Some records
________

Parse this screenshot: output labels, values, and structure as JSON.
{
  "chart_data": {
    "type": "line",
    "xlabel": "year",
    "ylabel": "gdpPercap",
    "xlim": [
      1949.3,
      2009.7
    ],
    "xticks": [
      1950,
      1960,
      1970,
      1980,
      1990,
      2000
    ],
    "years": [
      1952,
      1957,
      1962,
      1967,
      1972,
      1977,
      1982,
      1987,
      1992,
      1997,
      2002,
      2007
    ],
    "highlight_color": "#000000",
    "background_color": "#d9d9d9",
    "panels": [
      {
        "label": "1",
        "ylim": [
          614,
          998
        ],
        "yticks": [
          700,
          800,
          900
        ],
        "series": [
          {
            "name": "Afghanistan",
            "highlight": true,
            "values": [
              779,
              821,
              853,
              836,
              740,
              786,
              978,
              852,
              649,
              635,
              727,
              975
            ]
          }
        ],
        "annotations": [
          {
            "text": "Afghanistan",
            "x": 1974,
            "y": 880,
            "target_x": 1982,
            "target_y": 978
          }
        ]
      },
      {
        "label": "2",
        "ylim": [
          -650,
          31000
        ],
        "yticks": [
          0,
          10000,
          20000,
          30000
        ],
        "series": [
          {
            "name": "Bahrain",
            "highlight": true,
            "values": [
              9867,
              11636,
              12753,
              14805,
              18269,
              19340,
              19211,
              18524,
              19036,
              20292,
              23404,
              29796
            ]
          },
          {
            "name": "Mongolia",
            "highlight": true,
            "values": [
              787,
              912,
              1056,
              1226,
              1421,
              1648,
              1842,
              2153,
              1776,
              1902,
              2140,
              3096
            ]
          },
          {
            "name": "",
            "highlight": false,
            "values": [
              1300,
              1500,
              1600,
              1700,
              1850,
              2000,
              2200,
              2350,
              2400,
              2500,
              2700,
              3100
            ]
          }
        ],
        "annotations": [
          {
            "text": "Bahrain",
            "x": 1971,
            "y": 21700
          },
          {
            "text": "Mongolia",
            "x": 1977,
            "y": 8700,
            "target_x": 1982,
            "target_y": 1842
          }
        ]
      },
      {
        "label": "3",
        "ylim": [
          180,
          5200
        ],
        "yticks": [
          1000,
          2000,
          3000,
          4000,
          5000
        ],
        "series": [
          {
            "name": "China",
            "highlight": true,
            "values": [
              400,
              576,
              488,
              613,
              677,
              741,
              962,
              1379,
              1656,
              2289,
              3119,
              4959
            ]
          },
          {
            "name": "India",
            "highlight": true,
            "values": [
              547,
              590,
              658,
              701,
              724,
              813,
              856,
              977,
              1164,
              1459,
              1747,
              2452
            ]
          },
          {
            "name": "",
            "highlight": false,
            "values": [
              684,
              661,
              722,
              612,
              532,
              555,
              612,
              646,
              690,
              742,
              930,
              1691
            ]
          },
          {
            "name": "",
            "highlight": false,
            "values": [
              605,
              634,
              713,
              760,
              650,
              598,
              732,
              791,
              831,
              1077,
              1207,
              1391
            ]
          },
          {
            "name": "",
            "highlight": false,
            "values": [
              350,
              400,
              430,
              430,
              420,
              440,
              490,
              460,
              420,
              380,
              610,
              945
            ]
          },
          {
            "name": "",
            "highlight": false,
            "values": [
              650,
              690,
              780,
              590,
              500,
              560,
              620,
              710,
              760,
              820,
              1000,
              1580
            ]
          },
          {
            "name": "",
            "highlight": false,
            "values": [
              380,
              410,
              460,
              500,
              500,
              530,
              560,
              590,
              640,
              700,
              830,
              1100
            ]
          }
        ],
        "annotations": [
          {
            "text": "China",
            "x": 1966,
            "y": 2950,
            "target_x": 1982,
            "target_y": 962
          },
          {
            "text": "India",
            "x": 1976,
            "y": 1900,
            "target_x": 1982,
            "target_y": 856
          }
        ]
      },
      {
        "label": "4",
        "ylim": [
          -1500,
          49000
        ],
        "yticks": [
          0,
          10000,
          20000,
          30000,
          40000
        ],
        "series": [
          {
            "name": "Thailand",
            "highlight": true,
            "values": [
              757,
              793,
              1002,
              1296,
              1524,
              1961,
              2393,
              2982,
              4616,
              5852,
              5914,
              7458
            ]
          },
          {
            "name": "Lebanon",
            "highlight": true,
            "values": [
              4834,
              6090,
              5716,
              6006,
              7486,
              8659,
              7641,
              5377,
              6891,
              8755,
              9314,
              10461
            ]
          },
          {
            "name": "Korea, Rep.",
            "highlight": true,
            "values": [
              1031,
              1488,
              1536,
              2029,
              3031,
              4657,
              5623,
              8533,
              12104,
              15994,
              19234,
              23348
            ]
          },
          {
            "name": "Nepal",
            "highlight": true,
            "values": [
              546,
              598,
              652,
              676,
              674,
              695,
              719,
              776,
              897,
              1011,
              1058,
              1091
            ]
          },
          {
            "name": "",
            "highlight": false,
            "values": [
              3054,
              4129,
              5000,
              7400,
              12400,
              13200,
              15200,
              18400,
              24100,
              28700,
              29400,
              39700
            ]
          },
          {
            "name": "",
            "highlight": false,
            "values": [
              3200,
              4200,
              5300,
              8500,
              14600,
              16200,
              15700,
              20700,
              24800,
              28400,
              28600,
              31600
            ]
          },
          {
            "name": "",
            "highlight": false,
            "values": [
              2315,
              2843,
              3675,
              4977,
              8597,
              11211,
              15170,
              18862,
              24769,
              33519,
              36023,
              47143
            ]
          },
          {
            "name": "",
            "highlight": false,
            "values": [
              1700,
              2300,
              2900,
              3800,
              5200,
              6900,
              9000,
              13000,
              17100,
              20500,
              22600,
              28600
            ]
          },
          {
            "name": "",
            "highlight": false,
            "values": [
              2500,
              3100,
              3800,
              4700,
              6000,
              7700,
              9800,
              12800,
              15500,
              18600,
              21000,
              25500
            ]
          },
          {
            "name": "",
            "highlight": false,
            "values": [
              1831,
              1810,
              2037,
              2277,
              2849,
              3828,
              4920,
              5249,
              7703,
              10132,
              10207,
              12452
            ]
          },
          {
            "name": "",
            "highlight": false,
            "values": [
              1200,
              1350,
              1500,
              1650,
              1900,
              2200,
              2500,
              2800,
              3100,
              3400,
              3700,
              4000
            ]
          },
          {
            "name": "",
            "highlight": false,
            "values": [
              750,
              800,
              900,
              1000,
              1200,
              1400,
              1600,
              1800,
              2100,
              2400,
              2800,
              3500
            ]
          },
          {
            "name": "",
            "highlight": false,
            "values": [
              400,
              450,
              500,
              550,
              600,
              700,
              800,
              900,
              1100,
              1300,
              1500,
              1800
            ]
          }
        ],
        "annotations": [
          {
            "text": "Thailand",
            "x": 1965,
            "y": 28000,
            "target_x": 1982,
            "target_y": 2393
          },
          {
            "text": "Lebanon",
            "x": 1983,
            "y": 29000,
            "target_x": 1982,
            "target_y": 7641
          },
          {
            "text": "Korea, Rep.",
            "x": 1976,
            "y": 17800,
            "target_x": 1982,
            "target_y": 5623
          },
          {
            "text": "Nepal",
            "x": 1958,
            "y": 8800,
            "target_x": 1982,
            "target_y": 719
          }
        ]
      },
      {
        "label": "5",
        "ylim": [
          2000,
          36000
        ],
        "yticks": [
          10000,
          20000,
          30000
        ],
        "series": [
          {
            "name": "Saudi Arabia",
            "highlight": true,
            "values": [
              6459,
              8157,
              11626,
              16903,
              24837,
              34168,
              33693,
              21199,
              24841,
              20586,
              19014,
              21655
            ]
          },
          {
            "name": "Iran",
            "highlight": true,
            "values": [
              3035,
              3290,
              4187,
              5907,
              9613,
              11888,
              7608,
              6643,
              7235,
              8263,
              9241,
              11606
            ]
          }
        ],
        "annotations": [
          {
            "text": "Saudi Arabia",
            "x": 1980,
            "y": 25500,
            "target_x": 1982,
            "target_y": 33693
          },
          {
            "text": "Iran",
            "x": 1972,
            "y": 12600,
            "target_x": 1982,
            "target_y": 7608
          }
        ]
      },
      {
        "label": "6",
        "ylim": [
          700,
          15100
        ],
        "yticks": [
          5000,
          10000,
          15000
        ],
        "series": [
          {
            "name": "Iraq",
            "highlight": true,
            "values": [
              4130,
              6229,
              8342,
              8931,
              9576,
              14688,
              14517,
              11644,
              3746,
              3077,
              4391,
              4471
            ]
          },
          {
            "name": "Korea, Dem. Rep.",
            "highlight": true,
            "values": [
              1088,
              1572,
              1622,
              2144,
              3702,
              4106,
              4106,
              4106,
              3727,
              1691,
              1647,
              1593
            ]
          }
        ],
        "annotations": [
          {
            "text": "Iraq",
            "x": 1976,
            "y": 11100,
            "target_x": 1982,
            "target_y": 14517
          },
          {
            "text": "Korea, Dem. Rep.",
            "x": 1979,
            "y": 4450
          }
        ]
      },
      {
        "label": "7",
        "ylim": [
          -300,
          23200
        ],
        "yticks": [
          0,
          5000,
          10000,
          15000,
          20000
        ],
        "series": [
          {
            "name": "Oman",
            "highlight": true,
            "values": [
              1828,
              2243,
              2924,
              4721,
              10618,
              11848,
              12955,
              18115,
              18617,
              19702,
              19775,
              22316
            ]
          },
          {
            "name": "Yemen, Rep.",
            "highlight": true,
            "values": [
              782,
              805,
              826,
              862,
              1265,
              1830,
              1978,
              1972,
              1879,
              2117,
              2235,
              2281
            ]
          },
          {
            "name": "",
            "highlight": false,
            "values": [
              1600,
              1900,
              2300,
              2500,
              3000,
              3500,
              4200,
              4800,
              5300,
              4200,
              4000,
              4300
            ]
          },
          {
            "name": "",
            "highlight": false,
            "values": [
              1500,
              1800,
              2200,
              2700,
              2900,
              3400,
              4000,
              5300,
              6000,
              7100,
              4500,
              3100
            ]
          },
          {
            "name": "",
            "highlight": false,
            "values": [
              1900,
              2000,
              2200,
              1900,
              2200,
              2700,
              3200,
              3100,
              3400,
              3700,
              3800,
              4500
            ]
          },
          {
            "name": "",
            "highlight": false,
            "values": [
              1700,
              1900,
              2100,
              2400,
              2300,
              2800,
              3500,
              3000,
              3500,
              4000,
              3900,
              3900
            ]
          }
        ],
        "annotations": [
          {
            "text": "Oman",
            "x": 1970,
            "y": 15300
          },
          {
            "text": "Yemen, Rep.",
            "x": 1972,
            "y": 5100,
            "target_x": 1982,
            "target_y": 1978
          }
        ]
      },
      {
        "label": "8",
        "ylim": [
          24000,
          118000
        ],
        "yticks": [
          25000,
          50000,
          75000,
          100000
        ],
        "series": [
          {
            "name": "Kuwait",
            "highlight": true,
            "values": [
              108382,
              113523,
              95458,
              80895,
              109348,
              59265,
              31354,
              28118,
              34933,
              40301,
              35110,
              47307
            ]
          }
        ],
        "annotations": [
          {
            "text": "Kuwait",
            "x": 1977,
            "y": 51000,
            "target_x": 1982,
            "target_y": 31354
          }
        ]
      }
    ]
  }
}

________

*What to work on:*
Search the data for "Saudi". Copy every matching line.

*Solution to the exercise:*
            "name": "Saudi Arabia",
            "text": "Saudi Arabia",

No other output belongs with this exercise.